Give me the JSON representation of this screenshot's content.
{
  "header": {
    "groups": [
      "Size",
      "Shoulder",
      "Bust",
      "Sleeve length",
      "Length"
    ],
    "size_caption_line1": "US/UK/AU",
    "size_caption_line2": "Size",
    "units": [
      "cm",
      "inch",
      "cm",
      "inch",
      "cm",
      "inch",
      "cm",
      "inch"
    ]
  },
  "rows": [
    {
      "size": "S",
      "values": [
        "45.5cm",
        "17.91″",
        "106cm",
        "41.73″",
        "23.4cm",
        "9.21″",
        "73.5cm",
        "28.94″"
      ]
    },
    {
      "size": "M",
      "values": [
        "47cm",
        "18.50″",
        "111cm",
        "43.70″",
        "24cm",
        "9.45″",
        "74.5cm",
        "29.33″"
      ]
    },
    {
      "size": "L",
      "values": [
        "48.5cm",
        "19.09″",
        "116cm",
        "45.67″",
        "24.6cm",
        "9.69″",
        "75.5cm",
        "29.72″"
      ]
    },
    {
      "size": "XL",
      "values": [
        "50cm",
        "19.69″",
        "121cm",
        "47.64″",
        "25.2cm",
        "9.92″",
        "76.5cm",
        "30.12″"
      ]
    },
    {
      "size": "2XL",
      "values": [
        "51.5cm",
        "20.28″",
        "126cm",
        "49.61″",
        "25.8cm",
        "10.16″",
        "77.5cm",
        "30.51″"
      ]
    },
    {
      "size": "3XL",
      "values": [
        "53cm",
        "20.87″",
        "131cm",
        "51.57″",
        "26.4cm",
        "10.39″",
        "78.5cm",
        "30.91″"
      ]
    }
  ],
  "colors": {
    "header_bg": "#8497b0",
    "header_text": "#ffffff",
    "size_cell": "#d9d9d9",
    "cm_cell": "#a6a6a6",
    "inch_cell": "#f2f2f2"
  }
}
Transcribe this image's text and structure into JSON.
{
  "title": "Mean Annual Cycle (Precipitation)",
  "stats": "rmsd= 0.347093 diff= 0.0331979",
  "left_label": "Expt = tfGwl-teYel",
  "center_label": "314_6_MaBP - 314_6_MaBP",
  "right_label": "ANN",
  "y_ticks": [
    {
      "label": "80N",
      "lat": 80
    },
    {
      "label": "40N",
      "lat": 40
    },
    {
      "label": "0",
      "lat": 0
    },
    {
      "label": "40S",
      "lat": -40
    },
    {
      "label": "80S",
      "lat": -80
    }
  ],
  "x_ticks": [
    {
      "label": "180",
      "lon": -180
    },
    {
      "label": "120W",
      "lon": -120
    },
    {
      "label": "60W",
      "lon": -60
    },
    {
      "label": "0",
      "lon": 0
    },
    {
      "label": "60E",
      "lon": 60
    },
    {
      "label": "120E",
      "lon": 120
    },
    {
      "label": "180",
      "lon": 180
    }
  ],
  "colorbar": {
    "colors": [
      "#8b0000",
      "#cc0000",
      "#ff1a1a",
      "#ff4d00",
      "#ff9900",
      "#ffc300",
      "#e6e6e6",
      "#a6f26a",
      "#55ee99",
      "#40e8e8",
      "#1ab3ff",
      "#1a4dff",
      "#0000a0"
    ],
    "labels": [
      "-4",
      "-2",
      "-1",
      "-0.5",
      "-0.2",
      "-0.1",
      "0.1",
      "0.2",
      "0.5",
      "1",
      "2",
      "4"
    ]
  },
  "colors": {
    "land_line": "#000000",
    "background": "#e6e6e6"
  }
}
━━━━━━━━━━━━━━━━━━━━━━━━━━━━━━
Reproduce the entire listing word for word.

• [EXERCISE RESULT]
Give me the JSON representation of this screenshot's content.
{
  "header": {
    "groups": [
      "Size",
      "Shoulder",
      "Bust",
      "Sleeve length",
      "Length"
    ],
    "size_caption_line1": "US/UK/AU",
    "size_caption_line2": "Size",
    "units": [
      "cm",
      "inch",
      "cm",
      "inch",
      "cm",
      "inch",
      "cm",
      "inch"
    ]
  },
  "rows": [
    {
      "size": "S",
      "values": [
        "45.5cm",
        "17.91″",
        "106cm",
        "41.73″",
        "23.4cm",
        "9.21″",
        "73.5cm",
        "28.94″"
      ]
    },
    {
      "size": "M",
      "values": [
        "47cm",
        "18.50″",
        "111cm",
        "43.70″",
        "24cm",
        "9.45″",
        "74.5cm",
        "29.33″"
      ]
    },
    {
      "size": "L",
      "values": [
        "48.5cm",
        "19.09″",
        "116cm",
        "45.67″",
        "24.6cm",
        "9.69″",
        "75.5cm",
        "29.72″"
      ]
    },
    {
      "size": "XL",
      "values": [
        "50cm",
        "19.69″",
        "121cm",
        "47.64″",
        "25.2cm",
        "9.92″",
        "76.5cm",
        "30.12″"
      ]
    },
    {
      "size": "2XL",
      "values": [
        "51.5cm",
        "20.28″",
        "126cm",
        "49.61″",
        "25.8cm",
        "10.16″",
        "77.5cm",
        "30.51″"
      ]
    },
    {
      "size": "3XL",
      "values": [
        "53cm",
        "20.87″",
        "131cm",
        "51.57″",
        "26.4cm",
        "10.39″",
        "78.5cm",
        "30.91″"
      ]
    }
  ],
  "colors": {
    "header_bg": "#8497b0",
    "header_text": "#ffffff",
    "size_cell": "#d9d9d9",
    "cm_cell": "#a6a6a6",
    "inch_cell": "#f2f2f2"
  }
}
Transcribe this image's text and structure into JSON.
{
  "title": "Mean Annual Cycle (Precipitation)",
  "stats": "rmsd= 0.347093 diff= 0.0331979",
  "left_label": "Expt = tfGwl-teYel",
  "center_label": "314_6_MaBP - 314_6_MaBP",
  "right_label": "ANN",
  "y_ticks": [
    {
      "label": "80N",
      "lat": 80
    },
    {
      "label": "40N",
      "lat": 40
    },
    {
      "label": "0",
      "lat": 0
    },
    {
      "label": "40S",
      "lat": -40
    },
    {
      "label": "80S",
      "lat": -80
    }
  ],
  "x_ticks": [
    {
      "label": "180",
      "lon": -180
    },
    {
      "label": "120W",
      "lon": -120
    },
    {
      "label": "60W",
      "lon": -60
    },
    {
      "label": "0",
      "lon": 0
    },
    {
      "label": "60E",
      "lon": 60
    },
    {
      "label": "120E",
      "lon": 120
    },
    {
      "label": "180",
      "lon": 180
    }
  ],
  "colorbar": {
    "colors": [
      "#8b0000",
      "#cc0000",
      "#ff1a1a",
      "#ff4d00",
      "#ff9900",
      "#ffc300",
      "#e6e6e6",
      "#a6f26a",
      "#55ee99",
      "#40e8e8",
      "#1ab3ff",
      "#1a4dff",
      "#0000a0"
    ],
    "labels": [
      "-4",
      "-2",
      "-1",
      "-0.5",
      "-0.2",
      "-0.1",
      "0.1",
      "0.2",
      "0.5",
      "1",
      "2",
      "4"
    ]
  },
  "colors": {
    "land_line": "#000000",
    "background": "#e6e6e6"
  }
}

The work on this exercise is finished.